Can you reproduce the records verbatim, starting at their first line and stopping after the line that contains "320, 1056, 813]"?

(Records of where elements are found)
+++

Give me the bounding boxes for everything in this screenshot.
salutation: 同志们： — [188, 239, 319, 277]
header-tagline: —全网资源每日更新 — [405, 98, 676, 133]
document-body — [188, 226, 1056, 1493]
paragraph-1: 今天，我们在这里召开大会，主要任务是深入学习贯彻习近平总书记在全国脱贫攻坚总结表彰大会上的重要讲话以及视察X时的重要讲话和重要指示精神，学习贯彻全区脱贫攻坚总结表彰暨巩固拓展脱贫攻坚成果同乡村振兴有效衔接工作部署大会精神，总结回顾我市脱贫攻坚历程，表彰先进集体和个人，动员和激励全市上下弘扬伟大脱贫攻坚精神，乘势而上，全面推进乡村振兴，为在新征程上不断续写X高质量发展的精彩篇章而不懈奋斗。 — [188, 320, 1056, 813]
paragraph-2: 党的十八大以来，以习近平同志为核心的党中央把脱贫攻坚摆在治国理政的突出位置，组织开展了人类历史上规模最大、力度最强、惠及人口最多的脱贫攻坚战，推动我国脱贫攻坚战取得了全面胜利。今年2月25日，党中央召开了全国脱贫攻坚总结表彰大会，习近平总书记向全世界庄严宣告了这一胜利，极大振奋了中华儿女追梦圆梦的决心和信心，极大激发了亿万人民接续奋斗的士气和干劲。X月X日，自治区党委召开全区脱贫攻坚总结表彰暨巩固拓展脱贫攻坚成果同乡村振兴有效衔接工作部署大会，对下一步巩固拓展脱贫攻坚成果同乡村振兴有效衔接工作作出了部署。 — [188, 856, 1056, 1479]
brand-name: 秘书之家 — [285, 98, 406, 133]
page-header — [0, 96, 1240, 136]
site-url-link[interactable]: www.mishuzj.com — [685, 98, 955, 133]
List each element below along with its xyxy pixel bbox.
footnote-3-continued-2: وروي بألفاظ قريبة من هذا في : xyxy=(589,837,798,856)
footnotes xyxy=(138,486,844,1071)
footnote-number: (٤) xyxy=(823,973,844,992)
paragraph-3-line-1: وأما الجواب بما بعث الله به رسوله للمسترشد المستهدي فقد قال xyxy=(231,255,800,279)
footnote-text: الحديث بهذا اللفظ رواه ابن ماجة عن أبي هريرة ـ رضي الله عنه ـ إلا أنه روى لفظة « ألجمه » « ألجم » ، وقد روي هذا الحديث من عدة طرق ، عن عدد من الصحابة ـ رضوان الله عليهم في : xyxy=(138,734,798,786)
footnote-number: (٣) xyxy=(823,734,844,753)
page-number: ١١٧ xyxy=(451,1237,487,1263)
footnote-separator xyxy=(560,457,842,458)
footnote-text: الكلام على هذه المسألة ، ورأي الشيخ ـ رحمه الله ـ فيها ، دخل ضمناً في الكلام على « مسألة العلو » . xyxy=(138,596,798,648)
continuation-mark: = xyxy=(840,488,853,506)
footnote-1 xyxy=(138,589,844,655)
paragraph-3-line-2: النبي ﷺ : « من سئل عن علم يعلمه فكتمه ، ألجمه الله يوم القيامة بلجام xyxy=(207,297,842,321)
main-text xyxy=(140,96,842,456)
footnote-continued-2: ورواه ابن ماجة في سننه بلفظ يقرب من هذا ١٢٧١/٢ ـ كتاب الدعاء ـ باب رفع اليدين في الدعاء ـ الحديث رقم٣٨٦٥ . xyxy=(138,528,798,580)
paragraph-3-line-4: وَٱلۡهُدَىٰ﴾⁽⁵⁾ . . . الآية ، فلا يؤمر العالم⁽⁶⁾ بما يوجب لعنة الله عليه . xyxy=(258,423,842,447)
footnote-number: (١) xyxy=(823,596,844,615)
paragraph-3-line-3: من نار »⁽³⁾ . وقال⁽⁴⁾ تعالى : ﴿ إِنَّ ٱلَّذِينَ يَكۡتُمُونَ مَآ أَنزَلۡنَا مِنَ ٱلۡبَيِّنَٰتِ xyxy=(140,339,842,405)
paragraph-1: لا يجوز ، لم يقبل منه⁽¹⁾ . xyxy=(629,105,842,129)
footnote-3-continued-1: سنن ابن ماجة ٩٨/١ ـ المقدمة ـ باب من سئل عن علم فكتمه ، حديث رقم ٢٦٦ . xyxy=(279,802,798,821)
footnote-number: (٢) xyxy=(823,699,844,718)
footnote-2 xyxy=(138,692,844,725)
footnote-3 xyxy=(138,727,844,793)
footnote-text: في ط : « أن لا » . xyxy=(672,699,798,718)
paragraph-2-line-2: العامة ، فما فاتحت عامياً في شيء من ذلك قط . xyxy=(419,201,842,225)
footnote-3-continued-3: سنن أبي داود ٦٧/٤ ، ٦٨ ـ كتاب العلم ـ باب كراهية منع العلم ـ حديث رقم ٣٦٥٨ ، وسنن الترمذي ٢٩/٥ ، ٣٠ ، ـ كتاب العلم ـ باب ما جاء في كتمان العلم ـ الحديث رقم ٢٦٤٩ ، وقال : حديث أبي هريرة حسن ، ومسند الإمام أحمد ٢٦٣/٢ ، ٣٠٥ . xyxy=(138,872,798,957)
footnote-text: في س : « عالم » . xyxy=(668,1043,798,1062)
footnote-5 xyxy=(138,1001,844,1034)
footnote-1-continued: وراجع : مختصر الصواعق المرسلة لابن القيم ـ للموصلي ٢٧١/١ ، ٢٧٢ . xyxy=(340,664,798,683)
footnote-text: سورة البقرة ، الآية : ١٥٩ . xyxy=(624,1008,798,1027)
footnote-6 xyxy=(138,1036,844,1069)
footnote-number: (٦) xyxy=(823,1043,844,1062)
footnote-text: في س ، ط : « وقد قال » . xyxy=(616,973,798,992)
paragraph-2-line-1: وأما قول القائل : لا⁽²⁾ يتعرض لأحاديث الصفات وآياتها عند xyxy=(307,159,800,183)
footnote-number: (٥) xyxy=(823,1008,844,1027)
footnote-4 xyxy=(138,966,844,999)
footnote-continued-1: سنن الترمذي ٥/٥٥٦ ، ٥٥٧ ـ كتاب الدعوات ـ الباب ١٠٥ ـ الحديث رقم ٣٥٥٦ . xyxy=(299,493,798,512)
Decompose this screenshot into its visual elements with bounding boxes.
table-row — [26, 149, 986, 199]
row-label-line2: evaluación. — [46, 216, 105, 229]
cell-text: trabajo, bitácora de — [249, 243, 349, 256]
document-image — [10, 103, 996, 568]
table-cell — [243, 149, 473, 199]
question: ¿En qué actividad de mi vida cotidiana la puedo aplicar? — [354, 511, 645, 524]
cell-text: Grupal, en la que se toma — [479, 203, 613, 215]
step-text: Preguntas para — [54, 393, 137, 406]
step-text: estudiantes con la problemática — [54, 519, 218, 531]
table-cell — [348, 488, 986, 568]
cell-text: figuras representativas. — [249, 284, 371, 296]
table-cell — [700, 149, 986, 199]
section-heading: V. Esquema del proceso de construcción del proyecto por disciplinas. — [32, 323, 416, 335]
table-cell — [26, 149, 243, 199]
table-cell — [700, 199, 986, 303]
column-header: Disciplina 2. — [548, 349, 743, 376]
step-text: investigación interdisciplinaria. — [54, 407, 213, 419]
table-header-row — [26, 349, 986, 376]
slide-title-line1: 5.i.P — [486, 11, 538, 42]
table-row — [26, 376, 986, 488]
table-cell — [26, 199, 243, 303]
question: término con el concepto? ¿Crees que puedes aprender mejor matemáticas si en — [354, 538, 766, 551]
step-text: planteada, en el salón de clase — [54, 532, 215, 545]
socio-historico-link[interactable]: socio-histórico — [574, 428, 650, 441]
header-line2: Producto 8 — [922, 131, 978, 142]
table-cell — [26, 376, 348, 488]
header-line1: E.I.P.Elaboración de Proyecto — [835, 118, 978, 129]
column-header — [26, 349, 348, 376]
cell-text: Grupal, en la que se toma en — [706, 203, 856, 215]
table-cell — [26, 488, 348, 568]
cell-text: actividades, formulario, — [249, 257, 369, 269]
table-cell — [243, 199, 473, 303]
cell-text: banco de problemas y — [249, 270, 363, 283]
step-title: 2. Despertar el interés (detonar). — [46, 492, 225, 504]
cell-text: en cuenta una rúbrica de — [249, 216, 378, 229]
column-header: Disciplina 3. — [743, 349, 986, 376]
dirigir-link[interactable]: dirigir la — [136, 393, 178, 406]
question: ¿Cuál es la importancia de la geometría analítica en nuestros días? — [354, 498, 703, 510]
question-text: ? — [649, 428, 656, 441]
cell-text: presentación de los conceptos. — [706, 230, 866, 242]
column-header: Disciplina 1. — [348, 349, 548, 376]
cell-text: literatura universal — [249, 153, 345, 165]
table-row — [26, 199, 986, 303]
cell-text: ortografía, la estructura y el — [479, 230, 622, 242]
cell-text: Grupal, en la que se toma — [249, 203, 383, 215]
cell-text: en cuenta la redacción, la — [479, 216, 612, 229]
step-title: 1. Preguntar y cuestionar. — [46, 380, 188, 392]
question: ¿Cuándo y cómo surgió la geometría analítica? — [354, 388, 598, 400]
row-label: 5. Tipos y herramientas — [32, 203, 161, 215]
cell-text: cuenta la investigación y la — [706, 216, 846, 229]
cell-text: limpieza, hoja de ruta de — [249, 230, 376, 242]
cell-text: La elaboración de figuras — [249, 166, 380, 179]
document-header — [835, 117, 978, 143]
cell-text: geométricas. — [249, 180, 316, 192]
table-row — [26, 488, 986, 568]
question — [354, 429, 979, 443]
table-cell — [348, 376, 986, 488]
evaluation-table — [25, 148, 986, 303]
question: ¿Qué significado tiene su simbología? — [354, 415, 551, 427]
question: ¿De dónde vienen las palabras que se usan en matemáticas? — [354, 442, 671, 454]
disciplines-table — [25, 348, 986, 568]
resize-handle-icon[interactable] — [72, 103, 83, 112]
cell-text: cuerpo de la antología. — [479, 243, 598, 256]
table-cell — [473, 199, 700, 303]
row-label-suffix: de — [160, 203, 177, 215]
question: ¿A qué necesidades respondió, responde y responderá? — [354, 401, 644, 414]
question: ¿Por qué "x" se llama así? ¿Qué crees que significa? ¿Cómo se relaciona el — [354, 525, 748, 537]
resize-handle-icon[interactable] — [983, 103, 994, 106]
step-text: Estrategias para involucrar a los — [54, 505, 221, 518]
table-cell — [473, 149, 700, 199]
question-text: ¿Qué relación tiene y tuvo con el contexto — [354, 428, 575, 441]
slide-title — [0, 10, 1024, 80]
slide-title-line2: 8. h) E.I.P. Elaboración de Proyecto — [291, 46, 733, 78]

+++

RESULT BELOW:
Give me the bounding boxes for everything in this screenshot.
salutation: 同志们： — [188, 239, 319, 277]
header-tagline: —全网资源每日更新 — [405, 98, 676, 133]
document-body — [188, 226, 1056, 1493]
paragraph-1: 今天，我们在这里召开大会，主要任务是深入学习贯彻习近平总书记在全国脱贫攻坚总结表彰大会上的重要讲话以及视察X时的重要讲话和重要指示精神，学习贯彻全区脱贫攻坚总结表彰暨巩固拓展脱贫攻坚成果同乡村振兴有效衔接工作部署大会精神，总结回顾我市脱贫攻坚历程，表彰先进集体和个人，动员和激励全市上下弘扬伟大脱贫攻坚精神，乘势而上，全面推进乡村振兴，为在新征程上不断续写X高质量发展的精彩篇章而不懈奋斗。 — [188, 320, 1056, 813]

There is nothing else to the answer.